— START Records for the task —

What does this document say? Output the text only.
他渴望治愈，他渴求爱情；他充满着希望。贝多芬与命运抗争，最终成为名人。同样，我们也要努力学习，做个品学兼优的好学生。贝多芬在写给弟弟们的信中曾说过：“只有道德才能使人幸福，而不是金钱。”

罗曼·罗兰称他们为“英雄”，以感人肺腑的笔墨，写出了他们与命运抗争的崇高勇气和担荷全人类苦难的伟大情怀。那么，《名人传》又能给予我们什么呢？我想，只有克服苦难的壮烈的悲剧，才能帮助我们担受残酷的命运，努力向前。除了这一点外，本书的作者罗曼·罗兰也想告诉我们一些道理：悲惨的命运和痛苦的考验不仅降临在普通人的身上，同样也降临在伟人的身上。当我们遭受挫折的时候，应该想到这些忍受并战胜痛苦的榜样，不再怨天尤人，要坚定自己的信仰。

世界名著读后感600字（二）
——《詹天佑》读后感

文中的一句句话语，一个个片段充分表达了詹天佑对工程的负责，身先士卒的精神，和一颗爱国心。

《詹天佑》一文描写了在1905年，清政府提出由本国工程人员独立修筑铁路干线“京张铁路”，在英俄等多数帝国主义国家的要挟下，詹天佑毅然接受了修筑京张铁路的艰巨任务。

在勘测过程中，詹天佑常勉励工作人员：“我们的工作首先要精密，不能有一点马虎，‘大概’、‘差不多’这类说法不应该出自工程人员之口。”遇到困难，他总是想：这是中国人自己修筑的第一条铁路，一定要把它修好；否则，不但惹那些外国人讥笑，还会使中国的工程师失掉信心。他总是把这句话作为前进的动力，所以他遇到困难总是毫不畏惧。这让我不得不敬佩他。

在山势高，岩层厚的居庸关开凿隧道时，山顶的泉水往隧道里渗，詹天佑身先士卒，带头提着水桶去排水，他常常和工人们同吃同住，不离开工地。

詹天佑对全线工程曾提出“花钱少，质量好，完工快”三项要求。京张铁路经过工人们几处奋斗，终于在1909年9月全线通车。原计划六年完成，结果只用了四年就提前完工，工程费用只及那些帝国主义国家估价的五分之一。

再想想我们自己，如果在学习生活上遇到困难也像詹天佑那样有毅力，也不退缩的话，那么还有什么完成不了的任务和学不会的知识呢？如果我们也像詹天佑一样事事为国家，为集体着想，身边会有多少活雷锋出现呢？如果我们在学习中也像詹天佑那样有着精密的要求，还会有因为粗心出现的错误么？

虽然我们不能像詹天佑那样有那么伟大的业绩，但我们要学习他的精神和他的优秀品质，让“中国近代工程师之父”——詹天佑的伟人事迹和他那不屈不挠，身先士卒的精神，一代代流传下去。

— END Records for the task —

Copy out the lines that hold "身先士卒的精神".

Task solution:
文中的一句句话语，一个个片段充分表达了詹天佑对工程的负责，身先士卒的精神，和一颗爱国心。
虽然我们不能像詹天佑那样有那么伟大的业绩，但我们要学习他的精神和他的优秀品质，让“中国近代工程师之父”——詹天佑的伟人事迹和他那不屈不挠，身先士卒的精神，一代代流传下去。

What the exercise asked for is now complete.